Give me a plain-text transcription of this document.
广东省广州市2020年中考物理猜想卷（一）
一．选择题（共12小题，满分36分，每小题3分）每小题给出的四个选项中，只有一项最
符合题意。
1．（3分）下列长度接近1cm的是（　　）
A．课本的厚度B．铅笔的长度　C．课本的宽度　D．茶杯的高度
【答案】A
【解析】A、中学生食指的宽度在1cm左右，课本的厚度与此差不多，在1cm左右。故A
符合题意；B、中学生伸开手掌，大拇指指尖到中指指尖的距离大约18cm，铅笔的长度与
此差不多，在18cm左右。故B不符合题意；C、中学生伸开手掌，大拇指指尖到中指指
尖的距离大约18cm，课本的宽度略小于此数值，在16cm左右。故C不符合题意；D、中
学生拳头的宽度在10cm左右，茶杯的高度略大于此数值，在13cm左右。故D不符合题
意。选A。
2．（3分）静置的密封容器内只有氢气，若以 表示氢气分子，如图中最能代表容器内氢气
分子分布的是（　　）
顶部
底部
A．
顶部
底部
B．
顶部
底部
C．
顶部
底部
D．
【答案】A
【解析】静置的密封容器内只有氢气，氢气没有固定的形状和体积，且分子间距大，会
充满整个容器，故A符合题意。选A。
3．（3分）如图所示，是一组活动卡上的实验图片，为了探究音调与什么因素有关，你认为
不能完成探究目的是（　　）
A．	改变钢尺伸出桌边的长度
┄┄┄┄┄┄┄┄┄┄┄┄┄┄┄┄┄┄┄┄
:: What is needed ::
Give an exact copy of all the data shown above.

:: Result ::
Give me a plain-text transcription of this document.
广东省广州市2020年中考物理猜想卷（一）
一．选择题（共12小题，满分36分，每小题3分）每小题给出的四个选项中，只有一项最
符合题意。
1．（3分）下列长度接近1cm的是（　　）
A．课本的厚度B．铅笔的长度　C．课本的宽度　D．茶杯的高度
【答案】A
【解析】A、中学生食指的宽度在1cm左右，课本的厚度与此差不多，在1cm左右。故A
符合题意；B、中学生伸开手掌，大拇指指尖到中指指尖的距离大约18cm，铅笔的长度与
此差不多，在18cm左右。故B不符合题意；C、中学生伸开手掌，大拇指指尖到中指指
尖的距离大约18cm，课本的宽度略小于此数值，在16cm左右。故C不符合题意；D、中
学生拳头的宽度在10cm左右，茶杯的高度略大于此数值，在13cm左右。故D不符合题
意。选A。
2．（3分）静置的密封容器内只有氢气，若以 表示氢气分子，如图中最能代表容器内氢气
分子分布的是（　　）
顶部
底部
A．
顶部
底部
B．
顶部
底部
C．
顶部
底部
D．
【答案】A
【解析】静置的密封容器内只有氢气，氢气没有固定的形状和体积，且分子间距大，会
充满整个容器，故A符合题意。选A。
3．（3分）如图所示，是一组活动卡上的实验图片，为了探究音调与什么因素有关，你认为
不能完成探究目的是（　　）
A．	改变钢尺伸出桌边的长度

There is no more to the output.